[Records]
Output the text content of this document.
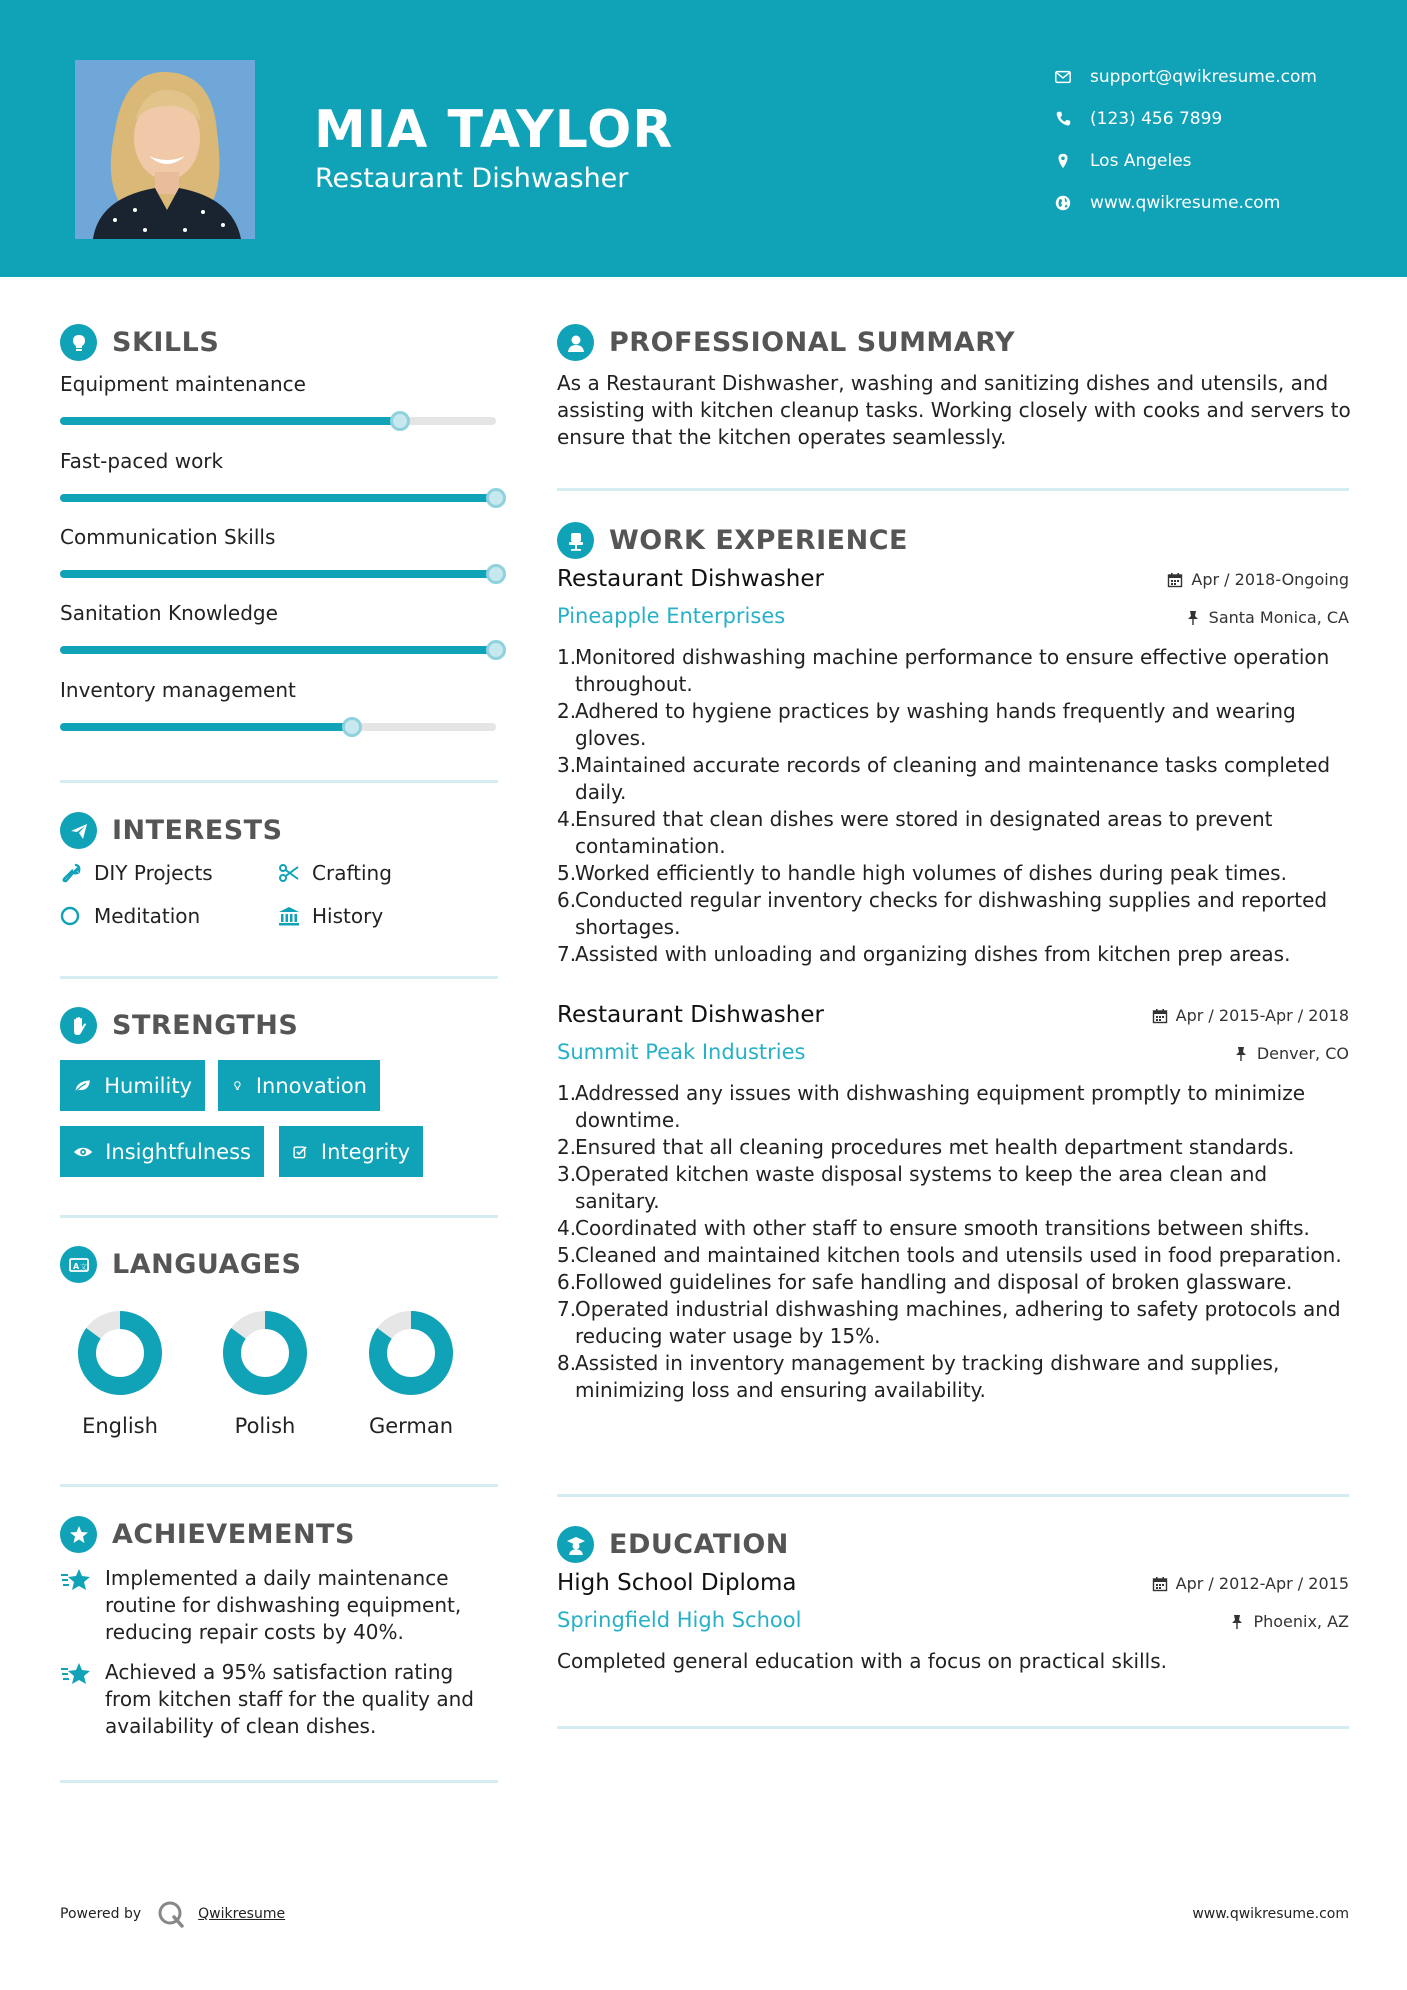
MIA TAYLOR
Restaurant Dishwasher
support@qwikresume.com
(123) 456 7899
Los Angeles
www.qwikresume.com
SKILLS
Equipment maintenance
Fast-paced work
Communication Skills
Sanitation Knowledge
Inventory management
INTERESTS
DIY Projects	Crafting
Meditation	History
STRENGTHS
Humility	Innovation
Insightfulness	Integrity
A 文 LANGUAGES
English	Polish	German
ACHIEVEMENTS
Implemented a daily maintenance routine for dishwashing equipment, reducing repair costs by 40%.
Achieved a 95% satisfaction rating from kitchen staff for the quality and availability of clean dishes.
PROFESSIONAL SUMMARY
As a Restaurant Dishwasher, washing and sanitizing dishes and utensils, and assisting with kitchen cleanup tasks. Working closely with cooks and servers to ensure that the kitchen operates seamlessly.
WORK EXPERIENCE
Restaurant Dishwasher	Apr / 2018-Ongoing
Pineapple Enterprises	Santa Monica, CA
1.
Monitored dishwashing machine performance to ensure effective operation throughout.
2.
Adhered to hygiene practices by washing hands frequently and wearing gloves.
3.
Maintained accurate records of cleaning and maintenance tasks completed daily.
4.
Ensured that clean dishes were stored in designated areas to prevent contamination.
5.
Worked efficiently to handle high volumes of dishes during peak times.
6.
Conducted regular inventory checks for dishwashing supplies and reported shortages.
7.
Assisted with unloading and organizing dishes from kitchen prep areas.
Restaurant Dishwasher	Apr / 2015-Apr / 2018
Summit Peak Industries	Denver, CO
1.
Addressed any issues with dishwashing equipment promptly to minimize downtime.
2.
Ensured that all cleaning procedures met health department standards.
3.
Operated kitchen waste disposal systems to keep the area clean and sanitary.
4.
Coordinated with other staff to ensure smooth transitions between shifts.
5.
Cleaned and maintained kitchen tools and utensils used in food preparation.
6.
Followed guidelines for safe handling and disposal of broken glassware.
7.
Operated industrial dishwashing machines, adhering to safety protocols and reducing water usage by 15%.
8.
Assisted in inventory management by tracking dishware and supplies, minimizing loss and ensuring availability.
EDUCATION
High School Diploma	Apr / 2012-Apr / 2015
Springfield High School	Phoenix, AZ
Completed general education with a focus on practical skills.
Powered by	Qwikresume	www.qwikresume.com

- **What you will do**
Read through the data and copy every line where "maintenance" shows up.

- **Solution to this task**
Equipment maintenance
Implemented a daily maintenance routine for dishwashing equipment, reducing repair costs by 40%.
Maintained accurate records of cleaning and maintenance tasks completed daily.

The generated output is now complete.